SUPPLIED ENTRIES:
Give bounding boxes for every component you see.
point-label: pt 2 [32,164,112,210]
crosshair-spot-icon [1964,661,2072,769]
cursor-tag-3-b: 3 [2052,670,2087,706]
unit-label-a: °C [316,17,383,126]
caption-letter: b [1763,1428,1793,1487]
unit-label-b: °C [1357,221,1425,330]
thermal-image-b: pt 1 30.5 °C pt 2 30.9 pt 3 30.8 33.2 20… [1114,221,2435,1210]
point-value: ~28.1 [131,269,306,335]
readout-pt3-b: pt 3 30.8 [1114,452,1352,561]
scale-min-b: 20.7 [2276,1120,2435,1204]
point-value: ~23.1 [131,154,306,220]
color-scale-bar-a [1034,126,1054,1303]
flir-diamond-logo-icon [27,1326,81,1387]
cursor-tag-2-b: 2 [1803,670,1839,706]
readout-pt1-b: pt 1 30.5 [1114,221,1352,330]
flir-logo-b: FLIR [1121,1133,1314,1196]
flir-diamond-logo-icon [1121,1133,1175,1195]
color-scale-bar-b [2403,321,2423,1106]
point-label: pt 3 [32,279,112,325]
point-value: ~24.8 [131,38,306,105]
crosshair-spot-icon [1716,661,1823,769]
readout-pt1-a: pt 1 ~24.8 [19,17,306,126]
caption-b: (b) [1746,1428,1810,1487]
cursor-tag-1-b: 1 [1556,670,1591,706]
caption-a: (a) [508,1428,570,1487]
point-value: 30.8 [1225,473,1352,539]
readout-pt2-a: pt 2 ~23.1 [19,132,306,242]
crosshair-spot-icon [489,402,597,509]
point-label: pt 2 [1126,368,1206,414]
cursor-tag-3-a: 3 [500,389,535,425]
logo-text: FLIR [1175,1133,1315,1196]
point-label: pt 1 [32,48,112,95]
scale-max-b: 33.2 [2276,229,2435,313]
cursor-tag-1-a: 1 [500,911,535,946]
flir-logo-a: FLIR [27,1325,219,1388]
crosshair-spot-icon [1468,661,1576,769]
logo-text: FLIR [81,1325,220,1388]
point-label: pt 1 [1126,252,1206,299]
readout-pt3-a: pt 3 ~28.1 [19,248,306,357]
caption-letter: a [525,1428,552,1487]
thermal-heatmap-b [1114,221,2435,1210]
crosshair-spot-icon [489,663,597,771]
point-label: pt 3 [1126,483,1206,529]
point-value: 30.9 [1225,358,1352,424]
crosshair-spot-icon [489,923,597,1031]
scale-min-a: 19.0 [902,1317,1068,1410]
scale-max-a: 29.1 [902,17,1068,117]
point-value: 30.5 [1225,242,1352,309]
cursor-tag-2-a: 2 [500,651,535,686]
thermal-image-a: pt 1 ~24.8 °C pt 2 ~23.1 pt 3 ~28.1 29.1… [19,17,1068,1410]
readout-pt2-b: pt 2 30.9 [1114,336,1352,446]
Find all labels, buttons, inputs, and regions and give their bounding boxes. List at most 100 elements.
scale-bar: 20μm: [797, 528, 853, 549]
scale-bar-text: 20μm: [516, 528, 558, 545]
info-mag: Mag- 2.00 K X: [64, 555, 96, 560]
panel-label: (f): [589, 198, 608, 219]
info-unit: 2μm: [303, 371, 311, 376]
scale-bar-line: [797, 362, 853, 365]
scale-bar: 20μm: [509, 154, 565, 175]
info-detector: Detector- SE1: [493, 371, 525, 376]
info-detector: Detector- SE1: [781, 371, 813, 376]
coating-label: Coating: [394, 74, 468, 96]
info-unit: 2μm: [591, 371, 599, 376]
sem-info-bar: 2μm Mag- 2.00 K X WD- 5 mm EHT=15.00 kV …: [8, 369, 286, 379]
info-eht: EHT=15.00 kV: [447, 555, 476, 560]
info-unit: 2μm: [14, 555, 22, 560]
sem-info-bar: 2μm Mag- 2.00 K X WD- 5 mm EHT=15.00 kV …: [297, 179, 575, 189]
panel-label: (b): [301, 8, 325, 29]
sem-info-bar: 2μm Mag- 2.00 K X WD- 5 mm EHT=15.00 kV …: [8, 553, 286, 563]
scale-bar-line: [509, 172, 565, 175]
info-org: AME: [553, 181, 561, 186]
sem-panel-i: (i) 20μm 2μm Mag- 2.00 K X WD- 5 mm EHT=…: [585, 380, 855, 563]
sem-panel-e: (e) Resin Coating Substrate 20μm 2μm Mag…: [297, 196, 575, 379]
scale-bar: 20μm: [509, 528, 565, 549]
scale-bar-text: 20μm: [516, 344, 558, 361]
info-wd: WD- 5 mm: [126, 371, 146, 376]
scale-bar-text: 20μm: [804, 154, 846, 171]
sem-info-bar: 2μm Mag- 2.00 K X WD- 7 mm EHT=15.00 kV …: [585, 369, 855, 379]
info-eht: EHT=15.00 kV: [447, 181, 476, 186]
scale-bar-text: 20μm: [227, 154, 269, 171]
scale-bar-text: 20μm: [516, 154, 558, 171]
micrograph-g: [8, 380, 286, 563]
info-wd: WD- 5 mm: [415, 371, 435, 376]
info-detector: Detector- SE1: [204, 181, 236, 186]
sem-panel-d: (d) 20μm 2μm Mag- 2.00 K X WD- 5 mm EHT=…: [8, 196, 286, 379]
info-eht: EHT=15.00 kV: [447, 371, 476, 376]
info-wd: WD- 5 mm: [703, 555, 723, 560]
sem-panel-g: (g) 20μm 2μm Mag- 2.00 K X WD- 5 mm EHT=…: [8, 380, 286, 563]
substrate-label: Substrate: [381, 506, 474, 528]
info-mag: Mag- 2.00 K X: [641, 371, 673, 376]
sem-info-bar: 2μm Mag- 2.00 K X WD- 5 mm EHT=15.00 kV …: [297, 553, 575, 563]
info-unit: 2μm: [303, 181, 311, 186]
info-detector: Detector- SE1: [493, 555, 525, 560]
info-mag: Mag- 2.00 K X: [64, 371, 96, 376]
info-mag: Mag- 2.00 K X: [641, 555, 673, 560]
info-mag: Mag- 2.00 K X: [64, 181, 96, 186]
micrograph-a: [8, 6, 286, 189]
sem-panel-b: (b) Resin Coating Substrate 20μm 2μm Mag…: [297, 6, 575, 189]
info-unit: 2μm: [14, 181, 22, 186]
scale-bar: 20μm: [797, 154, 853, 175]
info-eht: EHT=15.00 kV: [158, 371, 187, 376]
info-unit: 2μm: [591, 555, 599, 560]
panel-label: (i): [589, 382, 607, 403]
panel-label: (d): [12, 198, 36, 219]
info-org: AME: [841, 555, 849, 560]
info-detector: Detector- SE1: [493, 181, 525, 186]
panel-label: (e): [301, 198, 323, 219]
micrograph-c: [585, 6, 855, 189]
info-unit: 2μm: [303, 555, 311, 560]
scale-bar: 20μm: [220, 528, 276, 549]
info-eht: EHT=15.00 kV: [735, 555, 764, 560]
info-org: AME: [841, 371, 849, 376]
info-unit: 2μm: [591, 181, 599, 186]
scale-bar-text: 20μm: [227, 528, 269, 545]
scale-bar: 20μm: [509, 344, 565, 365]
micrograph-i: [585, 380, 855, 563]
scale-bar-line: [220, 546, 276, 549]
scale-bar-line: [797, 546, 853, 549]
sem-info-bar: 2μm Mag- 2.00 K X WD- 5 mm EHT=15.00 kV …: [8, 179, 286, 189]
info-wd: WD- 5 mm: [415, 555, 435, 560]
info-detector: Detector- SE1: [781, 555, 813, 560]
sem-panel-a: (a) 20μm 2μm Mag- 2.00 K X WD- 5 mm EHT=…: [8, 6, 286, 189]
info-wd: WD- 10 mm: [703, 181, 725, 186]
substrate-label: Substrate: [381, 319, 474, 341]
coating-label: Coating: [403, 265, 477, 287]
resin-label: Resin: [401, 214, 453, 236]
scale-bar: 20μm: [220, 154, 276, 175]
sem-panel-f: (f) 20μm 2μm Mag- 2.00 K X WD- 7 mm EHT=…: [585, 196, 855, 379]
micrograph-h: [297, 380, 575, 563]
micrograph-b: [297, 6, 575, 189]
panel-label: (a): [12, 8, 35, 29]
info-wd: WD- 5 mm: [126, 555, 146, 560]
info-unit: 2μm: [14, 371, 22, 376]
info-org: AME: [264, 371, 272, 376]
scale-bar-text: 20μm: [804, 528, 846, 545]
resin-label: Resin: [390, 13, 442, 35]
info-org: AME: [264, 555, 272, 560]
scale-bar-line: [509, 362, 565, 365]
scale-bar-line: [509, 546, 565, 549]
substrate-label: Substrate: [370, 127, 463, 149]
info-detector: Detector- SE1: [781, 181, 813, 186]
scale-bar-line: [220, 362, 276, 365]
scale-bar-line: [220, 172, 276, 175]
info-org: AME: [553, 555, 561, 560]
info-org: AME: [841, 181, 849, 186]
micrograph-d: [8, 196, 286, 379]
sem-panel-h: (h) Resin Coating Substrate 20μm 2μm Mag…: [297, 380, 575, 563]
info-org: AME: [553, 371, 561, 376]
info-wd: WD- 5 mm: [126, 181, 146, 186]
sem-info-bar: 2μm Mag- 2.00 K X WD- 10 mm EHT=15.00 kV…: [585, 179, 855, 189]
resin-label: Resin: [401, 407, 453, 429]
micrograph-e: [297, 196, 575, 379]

EXERCISE AIM: Please reproduce, word for word, everything from the first line above down to the line containing "unit-label-b: °C [1357,221,1425,330]", including both of those lines.

SOLVED EXERCISE:
Give bounding boxes for every component you see.
point-label: pt 2 [32,164,112,210]
crosshair-spot-icon [1964,661,2072,769]
cursor-tag-3-b: 3 [2052,670,2087,706]
unit-label-a: °C [316,17,383,126]
caption-letter: b [1763,1428,1793,1487]
unit-label-b: °C [1357,221,1425,330]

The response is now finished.